What the task requires » Below, find each line holding "frostvæske" and state how many there are, using the number alone.

#### Data section ####

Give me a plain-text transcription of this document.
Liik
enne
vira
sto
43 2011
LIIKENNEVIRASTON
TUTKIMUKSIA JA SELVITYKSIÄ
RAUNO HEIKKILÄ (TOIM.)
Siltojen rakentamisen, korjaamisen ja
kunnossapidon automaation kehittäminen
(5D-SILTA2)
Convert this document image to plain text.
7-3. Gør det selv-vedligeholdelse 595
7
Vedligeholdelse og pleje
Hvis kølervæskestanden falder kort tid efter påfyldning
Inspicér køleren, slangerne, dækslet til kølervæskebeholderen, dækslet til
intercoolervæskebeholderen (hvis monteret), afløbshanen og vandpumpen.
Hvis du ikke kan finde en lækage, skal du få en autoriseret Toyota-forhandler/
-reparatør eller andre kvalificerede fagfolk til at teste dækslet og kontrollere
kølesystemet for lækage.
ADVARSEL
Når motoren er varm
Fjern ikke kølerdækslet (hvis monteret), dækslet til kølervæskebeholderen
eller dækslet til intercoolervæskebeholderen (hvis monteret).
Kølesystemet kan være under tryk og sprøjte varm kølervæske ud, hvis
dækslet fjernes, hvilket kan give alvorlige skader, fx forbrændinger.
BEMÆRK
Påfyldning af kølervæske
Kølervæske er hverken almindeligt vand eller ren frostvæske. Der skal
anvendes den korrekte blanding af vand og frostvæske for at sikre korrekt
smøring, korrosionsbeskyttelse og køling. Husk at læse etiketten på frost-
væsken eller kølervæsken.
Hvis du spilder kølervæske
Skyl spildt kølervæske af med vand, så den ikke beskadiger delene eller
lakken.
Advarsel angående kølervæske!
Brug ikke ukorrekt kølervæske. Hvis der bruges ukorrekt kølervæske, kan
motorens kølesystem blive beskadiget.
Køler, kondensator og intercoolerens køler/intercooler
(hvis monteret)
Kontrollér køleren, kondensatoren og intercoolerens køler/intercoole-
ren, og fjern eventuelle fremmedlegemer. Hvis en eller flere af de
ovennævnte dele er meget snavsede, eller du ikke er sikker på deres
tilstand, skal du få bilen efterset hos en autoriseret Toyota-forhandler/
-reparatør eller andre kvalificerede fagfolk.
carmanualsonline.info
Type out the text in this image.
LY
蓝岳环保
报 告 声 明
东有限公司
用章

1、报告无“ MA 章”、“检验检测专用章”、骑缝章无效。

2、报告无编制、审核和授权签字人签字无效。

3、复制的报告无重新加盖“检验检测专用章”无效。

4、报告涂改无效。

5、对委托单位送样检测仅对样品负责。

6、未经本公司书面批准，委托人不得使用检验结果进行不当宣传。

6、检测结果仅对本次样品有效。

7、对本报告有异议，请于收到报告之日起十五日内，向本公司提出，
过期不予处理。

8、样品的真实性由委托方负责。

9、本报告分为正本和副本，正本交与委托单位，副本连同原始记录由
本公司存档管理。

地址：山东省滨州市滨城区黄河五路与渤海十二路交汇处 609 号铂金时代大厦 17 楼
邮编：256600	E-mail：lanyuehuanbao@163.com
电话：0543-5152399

####

Written answer » 2